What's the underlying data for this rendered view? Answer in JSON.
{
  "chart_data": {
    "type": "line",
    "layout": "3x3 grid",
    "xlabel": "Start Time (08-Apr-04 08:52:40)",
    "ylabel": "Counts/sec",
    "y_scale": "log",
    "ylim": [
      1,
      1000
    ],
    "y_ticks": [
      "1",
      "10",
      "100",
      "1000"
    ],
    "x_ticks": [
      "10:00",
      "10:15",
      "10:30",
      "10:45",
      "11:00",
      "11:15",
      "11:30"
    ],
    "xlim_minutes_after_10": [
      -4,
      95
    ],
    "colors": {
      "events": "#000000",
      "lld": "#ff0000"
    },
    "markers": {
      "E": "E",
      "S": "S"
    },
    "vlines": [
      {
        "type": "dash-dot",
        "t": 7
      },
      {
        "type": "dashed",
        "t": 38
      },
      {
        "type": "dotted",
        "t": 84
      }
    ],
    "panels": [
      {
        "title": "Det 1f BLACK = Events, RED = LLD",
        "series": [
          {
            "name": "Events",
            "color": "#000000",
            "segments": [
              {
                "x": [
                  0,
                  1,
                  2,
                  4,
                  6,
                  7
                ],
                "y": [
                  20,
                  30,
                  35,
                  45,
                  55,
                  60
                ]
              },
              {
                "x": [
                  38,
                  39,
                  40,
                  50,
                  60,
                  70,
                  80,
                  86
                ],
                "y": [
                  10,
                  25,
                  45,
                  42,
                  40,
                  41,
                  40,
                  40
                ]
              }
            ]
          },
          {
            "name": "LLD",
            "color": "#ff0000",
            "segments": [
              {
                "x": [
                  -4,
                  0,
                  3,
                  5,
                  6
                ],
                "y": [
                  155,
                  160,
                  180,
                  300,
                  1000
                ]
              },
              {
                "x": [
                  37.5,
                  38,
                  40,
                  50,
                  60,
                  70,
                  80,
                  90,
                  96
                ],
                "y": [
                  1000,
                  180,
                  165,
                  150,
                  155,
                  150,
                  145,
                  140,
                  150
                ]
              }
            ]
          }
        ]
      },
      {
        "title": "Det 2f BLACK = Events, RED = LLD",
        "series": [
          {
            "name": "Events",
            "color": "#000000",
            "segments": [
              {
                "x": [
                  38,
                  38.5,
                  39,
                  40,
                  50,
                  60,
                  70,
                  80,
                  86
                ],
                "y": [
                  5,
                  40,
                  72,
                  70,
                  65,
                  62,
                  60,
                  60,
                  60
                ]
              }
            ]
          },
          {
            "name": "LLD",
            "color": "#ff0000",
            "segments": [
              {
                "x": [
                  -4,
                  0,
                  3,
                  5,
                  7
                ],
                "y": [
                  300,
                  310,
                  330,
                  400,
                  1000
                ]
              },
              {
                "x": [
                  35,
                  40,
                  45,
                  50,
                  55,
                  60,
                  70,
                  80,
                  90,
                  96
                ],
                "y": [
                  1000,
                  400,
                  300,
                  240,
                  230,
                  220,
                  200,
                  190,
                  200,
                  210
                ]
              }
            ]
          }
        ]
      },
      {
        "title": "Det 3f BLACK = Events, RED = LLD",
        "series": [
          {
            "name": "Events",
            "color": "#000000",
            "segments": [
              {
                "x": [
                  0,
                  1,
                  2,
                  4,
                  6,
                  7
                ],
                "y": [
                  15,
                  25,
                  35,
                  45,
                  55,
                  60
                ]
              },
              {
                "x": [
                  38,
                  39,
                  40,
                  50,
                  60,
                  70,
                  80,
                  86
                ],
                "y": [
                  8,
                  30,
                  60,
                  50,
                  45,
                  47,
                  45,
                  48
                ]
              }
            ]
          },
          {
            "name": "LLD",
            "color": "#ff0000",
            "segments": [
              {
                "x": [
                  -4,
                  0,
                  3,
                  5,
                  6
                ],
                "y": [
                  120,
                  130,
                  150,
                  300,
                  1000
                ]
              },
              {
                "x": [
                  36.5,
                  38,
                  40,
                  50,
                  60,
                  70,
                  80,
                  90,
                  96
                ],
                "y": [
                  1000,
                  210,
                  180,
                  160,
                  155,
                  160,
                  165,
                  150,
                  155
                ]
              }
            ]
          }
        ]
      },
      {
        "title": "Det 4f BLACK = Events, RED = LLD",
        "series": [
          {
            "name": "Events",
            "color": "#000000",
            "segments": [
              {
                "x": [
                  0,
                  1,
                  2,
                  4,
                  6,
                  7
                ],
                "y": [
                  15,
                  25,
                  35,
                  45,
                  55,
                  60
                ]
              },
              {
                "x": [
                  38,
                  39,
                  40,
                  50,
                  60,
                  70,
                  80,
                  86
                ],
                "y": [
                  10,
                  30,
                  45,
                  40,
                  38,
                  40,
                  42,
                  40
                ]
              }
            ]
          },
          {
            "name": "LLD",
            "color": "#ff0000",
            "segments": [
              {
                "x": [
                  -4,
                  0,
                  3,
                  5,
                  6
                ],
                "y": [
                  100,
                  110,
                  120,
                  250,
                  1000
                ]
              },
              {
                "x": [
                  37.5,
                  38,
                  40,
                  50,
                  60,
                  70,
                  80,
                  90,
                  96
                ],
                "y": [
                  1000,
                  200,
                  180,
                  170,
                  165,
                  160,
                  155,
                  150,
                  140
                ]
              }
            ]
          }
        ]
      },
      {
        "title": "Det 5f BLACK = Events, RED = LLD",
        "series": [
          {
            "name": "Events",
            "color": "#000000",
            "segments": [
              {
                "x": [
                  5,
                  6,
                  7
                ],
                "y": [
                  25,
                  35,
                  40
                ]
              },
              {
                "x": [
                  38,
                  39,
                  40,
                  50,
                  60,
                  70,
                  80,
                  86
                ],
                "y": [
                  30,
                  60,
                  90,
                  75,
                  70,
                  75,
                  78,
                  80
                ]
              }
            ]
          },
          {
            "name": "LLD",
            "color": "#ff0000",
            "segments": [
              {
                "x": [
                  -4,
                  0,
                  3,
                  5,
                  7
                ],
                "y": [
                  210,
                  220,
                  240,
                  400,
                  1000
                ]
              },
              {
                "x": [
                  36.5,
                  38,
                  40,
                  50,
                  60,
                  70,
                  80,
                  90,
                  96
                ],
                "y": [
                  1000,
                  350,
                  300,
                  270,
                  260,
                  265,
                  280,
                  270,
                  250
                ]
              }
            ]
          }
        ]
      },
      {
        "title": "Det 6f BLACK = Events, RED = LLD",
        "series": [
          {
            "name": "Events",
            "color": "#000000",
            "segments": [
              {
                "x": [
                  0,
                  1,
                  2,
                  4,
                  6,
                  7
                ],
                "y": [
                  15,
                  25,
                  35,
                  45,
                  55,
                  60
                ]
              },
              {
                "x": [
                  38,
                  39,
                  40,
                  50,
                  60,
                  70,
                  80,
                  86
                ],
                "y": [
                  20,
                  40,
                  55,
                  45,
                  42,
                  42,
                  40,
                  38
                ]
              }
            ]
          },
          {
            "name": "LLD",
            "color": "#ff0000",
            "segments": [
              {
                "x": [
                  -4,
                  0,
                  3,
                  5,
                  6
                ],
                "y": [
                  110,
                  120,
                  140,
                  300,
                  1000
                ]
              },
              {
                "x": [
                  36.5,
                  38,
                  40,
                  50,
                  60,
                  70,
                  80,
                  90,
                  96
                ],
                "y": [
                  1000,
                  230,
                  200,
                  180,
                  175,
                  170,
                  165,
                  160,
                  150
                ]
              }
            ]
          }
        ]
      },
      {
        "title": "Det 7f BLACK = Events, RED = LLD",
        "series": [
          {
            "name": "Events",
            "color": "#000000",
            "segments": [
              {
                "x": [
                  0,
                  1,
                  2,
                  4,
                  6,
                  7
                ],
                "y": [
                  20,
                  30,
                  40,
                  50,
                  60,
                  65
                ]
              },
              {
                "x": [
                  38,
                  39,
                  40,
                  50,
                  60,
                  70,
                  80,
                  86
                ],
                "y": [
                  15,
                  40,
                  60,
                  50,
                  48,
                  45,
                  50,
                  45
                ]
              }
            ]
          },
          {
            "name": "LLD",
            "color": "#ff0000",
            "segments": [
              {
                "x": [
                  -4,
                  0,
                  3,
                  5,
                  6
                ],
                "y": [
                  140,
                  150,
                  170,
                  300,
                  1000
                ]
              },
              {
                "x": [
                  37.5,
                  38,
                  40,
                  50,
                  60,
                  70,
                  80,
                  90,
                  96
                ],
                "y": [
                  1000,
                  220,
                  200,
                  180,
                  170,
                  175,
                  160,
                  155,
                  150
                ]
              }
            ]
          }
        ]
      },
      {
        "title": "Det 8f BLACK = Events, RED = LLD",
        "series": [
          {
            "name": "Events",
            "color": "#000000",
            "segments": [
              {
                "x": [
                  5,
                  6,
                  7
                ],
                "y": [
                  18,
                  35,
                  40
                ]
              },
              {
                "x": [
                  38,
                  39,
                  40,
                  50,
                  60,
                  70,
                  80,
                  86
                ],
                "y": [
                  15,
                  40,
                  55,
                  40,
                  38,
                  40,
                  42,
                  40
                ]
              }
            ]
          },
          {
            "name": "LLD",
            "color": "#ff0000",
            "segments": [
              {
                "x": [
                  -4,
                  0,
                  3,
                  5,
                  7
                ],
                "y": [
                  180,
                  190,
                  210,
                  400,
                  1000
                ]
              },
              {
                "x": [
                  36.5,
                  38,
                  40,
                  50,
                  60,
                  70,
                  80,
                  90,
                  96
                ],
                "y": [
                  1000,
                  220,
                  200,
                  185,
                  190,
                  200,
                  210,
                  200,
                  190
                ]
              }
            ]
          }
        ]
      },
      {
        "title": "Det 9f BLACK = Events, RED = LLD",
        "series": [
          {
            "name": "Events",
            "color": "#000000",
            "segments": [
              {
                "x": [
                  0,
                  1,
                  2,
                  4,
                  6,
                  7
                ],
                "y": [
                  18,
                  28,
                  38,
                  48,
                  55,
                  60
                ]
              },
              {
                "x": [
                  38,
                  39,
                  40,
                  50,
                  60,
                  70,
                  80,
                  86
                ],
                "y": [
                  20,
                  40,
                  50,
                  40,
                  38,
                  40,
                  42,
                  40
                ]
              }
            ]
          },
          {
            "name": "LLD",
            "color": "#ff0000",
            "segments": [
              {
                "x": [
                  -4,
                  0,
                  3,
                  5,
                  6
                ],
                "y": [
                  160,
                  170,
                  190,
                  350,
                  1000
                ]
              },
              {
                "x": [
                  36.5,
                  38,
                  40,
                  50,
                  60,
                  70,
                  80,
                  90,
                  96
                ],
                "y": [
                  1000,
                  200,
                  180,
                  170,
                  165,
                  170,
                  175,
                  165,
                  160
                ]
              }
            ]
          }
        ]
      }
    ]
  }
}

■ ■ ■ ■

■ WHAT YOU HAVE TO DO
Pull out all lines of the data with the string "type".

■ WORKED SOLUTION
    "type": "line",
        "type": "dash-dot",
        "type": "dashed",
        "type": "dotted",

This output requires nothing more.